### BRIEF:
Each record below is to be copied word for word, with pictures removed.

### Entries with figure data:

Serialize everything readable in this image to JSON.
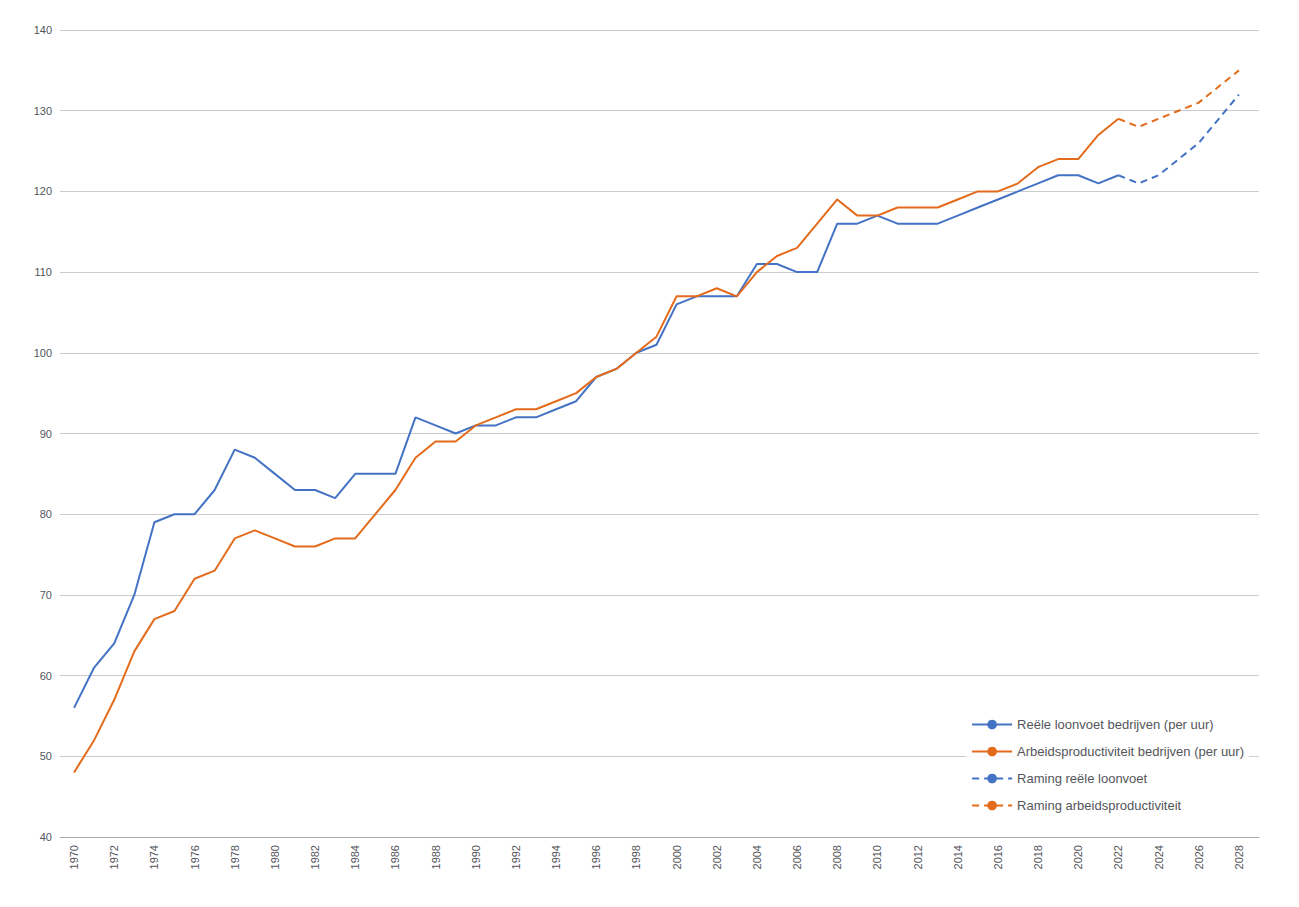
{
  "chart_data": {
    "type": "line",
    "xlim": [
      1969.3,
      2029.0
    ],
    "xticks": [
      1970,
      1972,
      1974,
      1976,
      1978,
      1980,
      1982,
      1984,
      1986,
      1988,
      1990,
      1992,
      1994,
      1996,
      1998,
      2000,
      2002,
      2004,
      2006,
      2008,
      2010,
      2012,
      2014,
      2016,
      2018,
      2020,
      2022,
      2024,
      2026,
      2028
    ],
    "ylim": [
      40,
      140
    ],
    "yticks": [
      40,
      50,
      60,
      70,
      80,
      90,
      100,
      110,
      120,
      130,
      140
    ],
    "grid": true,
    "legend": "lower right",
    "series": [
      {
        "name": "Reële loonvoet bedrijven (per uur)",
        "color": "#4472C4",
        "line_style": "solid",
        "x": [
          1970,
          1971,
          1972,
          1973,
          1974,
          1975,
          1976,
          1977,
          1978,
          1979,
          1980,
          1981,
          1982,
          1983,
          1984,
          1985,
          1986,
          1987,
          1988,
          1989,
          1990,
          1991,
          1992,
          1993,
          1994,
          1995,
          1996,
          1997,
          1998,
          1999,
          2000,
          2001,
          2002,
          2003,
          2004,
          2005,
          2006,
          2007,
          2008,
          2009,
          2010,
          2011,
          2012,
          2013,
          2014,
          2015,
          2016,
          2017,
          2018,
          2019,
          2020,
          2021,
          2022
        ],
        "values": [
          56,
          61,
          64,
          70,
          79,
          80,
          80,
          83,
          88,
          87,
          85,
          83,
          83,
          82,
          85,
          85,
          85,
          92,
          91,
          90,
          91,
          91,
          92,
          92,
          93,
          94,
          97,
          98,
          100,
          101,
          106,
          107,
          107,
          107,
          111,
          111,
          110,
          110,
          116,
          116,
          117,
          116,
          116,
          116,
          117,
          118,
          119,
          120,
          121,
          122,
          122,
          121,
          122
        ]
      },
      {
        "name": "Arbeidsproductiviteit bedrijven (per uur)",
        "color": "#E36B1B",
        "line_style": "solid",
        "x": [
          1970,
          1971,
          1972,
          1973,
          1974,
          1975,
          1976,
          1977,
          1978,
          1979,
          1980,
          1981,
          1982,
          1983,
          1984,
          1985,
          1986,
          1987,
          1988,
          1989,
          1990,
          1991,
          1992,
          1993,
          1994,
          1995,
          1996,
          1997,
          1998,
          1999,
          2000,
          2001,
          2002,
          2003,
          2004,
          2005,
          2006,
          2007,
          2008,
          2009,
          2010,
          2011,
          2012,
          2013,
          2014,
          2015,
          2016,
          2017,
          2018,
          2019,
          2020,
          2021,
          2022
        ],
        "values": [
          48,
          52,
          57,
          63,
          67,
          68,
          72,
          73,
          77,
          78,
          77,
          76,
          76,
          77,
          77,
          80,
          83,
          87,
          89,
          89,
          91,
          92,
          93,
          93,
          94,
          95,
          97,
          98,
          100,
          102,
          107,
          107,
          108,
          107,
          110,
          112,
          113,
          116,
          119,
          117,
          117,
          118,
          118,
          118,
          119,
          120,
          120,
          121,
          123,
          124,
          124,
          127,
          129
        ]
      },
      {
        "name": "Raming reële loonvoet",
        "color": "#4472C4",
        "line_style": "dashed",
        "x": [
          2022,
          2023,
          2024,
          2025,
          2026,
          2027,
          2028
        ],
        "values": [
          122,
          121,
          122,
          124,
          126,
          129,
          132
        ]
      },
      {
        "name": "Raming arbeidsproductiviteit",
        "color": "#E36B1B",
        "line_style": "dashed",
        "x": [
          2022,
          2023,
          2024,
          2025,
          2026,
          2027,
          2028
        ],
        "values": [
          129,
          128,
          129,
          130,
          131,
          133,
          135
        ]
      }
    ]
  }
}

### PROBLEM SOLUTION:
Serialize everything readable in this image to JSON.
{
  "chart_data": {
    "type": "line",
    "xlim": [
      1969.3,
      2029.0
    ],
    "xticks": [
      1970,
      1972,
      1974,
      1976,
      1978,
      1980,
      1982,
      1984,
      1986,
      1988,
      1990,
      1992,
      1994,
      1996,
      1998,
      2000,
      2002,
      2004,
      2006,
      2008,
      2010,
      2012,
      2014,
      2016,
      2018,
      2020,
      2022,
      2024,
      2026,
      2028
    ],
    "ylim": [
      40,
      140
    ],
    "yticks": [
      40,
      50,
      60,
      70,
      80,
      90,
      100,
      110,
      120,
      130,
      140
    ],
    "grid": true,
    "legend": "lower right",
    "series": [
      {
        "name": "Reële loonvoet bedrijven (per uur)",
        "color": "#4472C4",
        "line_style": "solid",
        "x": [
          1970,
          1971,
          1972,
          1973,
          1974,
          1975,
          1976,
          1977,
          1978,
          1979,
          1980,
          1981,
          1982,
          1983,
          1984,
          1985,
          1986,
          1987,
          1988,
          1989,
          1990,
          1991,
          1992,
          1993,
          1994,
          1995,
          1996,
          1997,
          1998,
          1999,
          2000,
          2001,
          2002,
          2003,
          2004,
          2005,
          2006,
          2007,
          2008,
          2009,
          2010,
          2011,
          2012,
          2013,
          2014,
          2015,
          2016,
          2017,
          2018,
          2019,
          2020,
          2021,
          2022
        ],
        "values": [
          56,
          61,
          64,
          70,
          79,
          80,
          80,
          83,
          88,
          87,
          85,
          83,
          83,
          82,
          85,
          85,
          85,
          92,
          91,
          90,
          91,
          91,
          92,
          92,
          93,
          94,
          97,
          98,
          100,
          101,
          106,
          107,
          107,
          107,
          111,
          111,
          110,
          110,
          116,
          116,
          117,
          116,
          116,
          116,
          117,
          118,
          119,
          120,
          121,
          122,
          122,
          121,
          122
        ]
      },
      {
        "name": "Arbeidsproductiviteit bedrijven (per uur)",
        "color": "#E36B1B",
        "line_style": "solid",
        "x": [
          1970,
          1971,
          1972,
          1973,
          1974,
          1975,
          1976,
          1977,
          1978,
          1979,
          1980,
          1981,
          1982,
          1983,
          1984,
          1985,
          1986,
          1987,
          1988,
          1989,
          1990,
          1991,
          1992,
          1993,
          1994,
          1995,
          1996,
          1997,
          1998,
          1999,
          2000,
          2001,
          2002,
          2003,
          2004,
          2005,
          2006,
          2007,
          2008,
          2009,
          2010,
          2011,
          2012,
          2013,
          2014,
          2015,
          2016,
          2017,
          2018,
          2019,
          2020,
          2021,
          2022
        ],
        "values": [
          48,
          52,
          57,
          63,
          67,
          68,
          72,
          73,
          77,
          78,
          77,
          76,
          76,
          77,
          77,
          80,
          83,
          87,
          89,
          89,
          91,
          92,
          93,
          93,
          94,
          95,
          97,
          98,
          100,
          102,
          107,
          107,
          108,
          107,
          110,
          112,
          113,
          116,
          119,
          117,
          117,
          118,
          118,
          118,
          119,
          120,
          120,
          121,
          123,
          124,
          124,
          127,
          129
        ]
      },
      {
        "name": "Raming reële loonvoet",
        "color": "#4472C4",
        "line_style": "dashed",
        "x": [
          2022,
          2023,
          2024,
          2025,
          2026,
          2027,
          2028
        ],
        "values": [
          122,
          121,
          122,
          124,
          126,
          129,
          132
        ]
      },
      {
        "name": "Raming arbeidsproductiviteit",
        "color": "#E36B1B",
        "line_style": "dashed",
        "x": [
          2022,
          2023,
          2024,
          2025,
          2026,
          2027,
          2028
        ],
        "values": [
          129,
          128,
          129,
          130,
          131,
          133,
          135
        ]
      }
    ]
  }
}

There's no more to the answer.